## Begin

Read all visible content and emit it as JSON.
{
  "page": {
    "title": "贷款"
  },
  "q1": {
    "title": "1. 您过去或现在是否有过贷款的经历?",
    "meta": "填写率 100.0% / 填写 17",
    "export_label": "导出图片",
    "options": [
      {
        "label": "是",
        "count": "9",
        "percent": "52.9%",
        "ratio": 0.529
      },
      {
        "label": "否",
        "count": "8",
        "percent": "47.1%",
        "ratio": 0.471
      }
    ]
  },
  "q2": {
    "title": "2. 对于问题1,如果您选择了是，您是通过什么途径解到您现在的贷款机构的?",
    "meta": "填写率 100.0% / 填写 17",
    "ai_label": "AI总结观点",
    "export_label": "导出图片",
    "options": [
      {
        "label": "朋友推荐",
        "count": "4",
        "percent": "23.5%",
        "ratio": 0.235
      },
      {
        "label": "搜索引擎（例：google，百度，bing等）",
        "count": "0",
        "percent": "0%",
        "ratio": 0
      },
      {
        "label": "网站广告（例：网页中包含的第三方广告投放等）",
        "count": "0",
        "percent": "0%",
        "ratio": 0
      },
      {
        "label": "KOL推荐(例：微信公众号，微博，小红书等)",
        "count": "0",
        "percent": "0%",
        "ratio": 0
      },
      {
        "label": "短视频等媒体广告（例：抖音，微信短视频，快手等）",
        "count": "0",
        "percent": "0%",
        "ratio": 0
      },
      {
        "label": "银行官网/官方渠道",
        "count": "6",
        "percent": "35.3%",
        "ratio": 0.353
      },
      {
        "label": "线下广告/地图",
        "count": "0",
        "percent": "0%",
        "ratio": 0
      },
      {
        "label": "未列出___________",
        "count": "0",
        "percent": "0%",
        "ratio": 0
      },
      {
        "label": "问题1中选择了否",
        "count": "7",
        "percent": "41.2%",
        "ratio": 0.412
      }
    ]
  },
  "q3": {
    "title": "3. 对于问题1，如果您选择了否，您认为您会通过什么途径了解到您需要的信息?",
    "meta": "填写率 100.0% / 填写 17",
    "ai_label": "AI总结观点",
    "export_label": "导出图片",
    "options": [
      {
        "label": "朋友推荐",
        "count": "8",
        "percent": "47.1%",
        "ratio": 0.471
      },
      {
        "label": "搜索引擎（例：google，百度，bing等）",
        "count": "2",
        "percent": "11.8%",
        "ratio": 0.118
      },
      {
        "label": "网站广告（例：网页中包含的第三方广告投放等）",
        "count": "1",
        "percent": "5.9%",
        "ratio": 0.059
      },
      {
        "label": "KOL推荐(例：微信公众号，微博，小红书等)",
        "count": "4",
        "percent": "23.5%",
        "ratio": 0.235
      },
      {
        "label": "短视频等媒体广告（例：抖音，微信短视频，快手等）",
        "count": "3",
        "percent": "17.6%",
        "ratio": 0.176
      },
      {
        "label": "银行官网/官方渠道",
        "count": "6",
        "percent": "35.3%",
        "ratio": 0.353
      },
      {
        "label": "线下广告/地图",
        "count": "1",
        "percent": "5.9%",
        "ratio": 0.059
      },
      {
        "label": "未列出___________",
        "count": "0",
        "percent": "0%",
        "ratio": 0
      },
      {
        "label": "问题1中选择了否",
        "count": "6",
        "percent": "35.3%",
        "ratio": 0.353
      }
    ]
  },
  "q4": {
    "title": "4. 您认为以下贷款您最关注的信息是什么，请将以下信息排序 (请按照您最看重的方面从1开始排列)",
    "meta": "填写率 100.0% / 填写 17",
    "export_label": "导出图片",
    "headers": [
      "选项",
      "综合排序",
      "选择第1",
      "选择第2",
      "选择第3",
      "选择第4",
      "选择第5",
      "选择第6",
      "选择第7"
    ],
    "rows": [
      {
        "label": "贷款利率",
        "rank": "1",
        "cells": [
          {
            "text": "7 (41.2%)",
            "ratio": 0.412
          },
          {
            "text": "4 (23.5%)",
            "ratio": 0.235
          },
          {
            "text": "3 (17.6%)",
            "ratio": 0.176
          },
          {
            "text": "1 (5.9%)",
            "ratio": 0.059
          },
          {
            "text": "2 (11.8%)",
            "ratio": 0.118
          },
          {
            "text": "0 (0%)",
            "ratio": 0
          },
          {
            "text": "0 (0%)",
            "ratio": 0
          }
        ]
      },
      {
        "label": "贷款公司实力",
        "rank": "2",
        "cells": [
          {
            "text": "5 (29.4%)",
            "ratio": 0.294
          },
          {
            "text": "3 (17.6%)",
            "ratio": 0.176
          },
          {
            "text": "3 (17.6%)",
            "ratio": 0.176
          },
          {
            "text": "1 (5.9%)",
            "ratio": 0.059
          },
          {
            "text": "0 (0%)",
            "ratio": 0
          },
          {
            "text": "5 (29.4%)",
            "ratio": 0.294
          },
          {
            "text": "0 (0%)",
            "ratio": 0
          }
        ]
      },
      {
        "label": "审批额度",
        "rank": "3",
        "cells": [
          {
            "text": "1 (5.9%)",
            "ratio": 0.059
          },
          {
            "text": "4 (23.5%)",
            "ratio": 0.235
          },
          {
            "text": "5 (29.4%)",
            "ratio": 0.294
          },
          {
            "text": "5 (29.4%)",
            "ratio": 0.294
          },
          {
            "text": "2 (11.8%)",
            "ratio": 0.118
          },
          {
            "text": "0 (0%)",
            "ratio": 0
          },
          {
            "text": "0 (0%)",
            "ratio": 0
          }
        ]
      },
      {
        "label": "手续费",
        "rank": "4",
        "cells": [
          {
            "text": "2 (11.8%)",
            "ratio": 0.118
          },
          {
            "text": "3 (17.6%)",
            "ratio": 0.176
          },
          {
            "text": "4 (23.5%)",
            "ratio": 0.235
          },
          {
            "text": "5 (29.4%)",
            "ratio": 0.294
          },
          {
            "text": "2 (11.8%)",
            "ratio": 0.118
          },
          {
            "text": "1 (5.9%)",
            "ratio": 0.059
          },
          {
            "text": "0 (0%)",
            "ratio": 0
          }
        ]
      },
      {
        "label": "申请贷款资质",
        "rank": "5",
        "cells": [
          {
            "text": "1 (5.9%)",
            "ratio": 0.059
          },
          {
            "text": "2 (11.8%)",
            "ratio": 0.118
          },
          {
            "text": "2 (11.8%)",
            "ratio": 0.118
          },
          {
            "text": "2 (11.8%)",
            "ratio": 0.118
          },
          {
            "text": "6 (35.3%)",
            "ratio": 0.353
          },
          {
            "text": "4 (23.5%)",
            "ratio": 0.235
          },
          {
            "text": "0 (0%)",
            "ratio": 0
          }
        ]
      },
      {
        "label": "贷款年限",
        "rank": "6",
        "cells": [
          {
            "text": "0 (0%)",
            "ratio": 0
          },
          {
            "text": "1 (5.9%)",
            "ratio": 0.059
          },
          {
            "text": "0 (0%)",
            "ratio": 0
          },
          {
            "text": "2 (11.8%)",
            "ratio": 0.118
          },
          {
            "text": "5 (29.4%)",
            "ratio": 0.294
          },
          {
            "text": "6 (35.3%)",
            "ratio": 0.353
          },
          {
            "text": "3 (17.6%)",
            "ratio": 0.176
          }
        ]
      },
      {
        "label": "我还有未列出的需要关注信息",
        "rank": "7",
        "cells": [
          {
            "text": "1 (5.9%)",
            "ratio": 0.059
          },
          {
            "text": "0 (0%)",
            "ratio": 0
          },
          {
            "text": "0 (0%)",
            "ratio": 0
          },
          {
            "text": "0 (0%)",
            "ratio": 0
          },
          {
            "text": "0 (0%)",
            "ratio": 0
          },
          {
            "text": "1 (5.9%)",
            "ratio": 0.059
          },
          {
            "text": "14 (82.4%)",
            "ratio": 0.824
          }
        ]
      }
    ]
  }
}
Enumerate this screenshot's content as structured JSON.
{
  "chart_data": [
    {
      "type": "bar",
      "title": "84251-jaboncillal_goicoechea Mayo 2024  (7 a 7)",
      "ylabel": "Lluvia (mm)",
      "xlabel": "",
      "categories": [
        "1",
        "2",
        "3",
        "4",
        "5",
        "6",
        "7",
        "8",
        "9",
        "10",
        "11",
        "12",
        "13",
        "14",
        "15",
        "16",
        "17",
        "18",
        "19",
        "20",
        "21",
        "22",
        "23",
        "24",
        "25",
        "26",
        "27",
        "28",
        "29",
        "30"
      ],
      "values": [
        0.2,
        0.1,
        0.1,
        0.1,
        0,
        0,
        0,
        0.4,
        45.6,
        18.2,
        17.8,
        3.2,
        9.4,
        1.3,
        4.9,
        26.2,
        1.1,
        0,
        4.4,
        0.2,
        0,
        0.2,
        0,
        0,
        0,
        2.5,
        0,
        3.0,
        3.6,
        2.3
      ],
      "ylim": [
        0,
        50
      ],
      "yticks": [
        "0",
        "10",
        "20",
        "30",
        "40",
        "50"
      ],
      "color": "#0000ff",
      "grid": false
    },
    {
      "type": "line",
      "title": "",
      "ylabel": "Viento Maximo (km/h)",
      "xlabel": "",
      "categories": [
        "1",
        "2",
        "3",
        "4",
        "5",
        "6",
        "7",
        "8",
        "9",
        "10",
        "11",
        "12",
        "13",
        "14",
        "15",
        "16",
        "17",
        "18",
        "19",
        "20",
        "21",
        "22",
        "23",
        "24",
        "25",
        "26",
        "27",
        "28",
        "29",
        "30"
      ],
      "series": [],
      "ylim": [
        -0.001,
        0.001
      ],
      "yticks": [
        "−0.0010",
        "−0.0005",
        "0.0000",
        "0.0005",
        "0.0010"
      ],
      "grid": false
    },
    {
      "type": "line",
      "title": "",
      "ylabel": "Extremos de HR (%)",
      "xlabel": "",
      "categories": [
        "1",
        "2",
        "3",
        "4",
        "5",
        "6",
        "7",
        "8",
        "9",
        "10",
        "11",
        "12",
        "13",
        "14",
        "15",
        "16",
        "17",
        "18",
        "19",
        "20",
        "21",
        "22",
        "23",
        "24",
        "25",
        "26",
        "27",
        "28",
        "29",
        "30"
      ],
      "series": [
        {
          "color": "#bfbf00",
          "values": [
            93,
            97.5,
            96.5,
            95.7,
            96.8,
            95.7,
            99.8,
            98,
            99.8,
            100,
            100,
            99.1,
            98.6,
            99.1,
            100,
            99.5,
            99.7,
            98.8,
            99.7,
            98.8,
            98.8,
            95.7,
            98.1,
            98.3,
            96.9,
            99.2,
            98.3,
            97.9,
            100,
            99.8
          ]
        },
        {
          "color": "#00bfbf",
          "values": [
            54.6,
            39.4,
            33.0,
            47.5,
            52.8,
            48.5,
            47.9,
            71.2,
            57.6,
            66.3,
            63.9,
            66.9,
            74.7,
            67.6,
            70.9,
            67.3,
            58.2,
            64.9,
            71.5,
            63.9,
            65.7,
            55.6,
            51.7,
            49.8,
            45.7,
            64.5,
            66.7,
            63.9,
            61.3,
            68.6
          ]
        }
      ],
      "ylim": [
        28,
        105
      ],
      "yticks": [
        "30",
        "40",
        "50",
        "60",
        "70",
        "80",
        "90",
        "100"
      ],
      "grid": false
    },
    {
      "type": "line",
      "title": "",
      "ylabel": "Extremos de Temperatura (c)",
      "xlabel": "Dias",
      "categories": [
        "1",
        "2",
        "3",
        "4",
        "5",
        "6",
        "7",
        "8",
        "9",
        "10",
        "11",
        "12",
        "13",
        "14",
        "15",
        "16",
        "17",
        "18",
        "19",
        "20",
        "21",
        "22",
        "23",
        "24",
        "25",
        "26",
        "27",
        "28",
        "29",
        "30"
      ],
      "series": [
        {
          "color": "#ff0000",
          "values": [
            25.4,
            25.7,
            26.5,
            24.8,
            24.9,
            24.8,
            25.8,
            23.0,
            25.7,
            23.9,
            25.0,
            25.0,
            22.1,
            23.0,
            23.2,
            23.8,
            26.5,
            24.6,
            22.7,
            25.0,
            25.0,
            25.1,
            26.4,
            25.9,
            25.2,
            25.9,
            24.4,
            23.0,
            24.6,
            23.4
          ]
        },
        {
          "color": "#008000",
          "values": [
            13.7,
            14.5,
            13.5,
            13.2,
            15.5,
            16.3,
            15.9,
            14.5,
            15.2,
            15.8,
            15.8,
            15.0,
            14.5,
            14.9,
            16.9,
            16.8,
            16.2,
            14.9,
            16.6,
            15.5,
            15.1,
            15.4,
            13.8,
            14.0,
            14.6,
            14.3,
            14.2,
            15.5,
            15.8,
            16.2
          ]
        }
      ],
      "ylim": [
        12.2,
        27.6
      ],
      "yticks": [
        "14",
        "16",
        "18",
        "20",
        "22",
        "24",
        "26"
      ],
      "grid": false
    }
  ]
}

## End

GIVEN PROBLEM | Out of the material above, select every line that holds the string "JSON".

ANSWER TO THE TASK |
Read all visible content and emit it as JSON.
Enumerate this screenshot's content as structured JSON.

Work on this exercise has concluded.